**TASK GOAL**: Transcribe the records below exactly as they appear.

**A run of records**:
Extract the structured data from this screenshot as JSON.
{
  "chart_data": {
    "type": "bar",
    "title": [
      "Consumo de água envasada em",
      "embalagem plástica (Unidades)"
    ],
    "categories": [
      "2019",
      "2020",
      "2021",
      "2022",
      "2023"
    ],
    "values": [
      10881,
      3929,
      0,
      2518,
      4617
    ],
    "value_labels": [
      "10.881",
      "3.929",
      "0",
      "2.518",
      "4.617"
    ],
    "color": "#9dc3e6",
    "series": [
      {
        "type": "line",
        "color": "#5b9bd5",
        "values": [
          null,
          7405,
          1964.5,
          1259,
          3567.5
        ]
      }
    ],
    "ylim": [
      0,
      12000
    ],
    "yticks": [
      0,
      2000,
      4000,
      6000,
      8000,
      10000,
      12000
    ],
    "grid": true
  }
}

**RESULT OF THE EXERCISE**:
Extract the structured data from this screenshot as JSON.
{
  "chart_data": {
    "type": "bar",
    "title": [
      "Consumo de água envasada em",
      "embalagem plástica (Unidades)"
    ],
    "categories": [
      "2019",
      "2020",
      "2021",
      "2022",
      "2023"
    ],
    "values": [
      10881,
      3929,
      0,
      2518,
      4617
    ],
    "value_labels": [
      "10.881",
      "3.929",
      "0",
      "2.518",
      "4.617"
    ],
    "color": "#9dc3e6",
    "series": [
      {
        "type": "line",
        "color": "#5b9bd5",
        "values": [
          null,
          7405,
          1964.5,
          1259,
          3567.5
        ]
      }
    ],
    "ylim": [
      0,
      12000
    ],
    "yticks": [
      0,
      2000,
      4000,
      6000,
      8000,
      10000,
      12000
    ],
    "grid": true
  }
}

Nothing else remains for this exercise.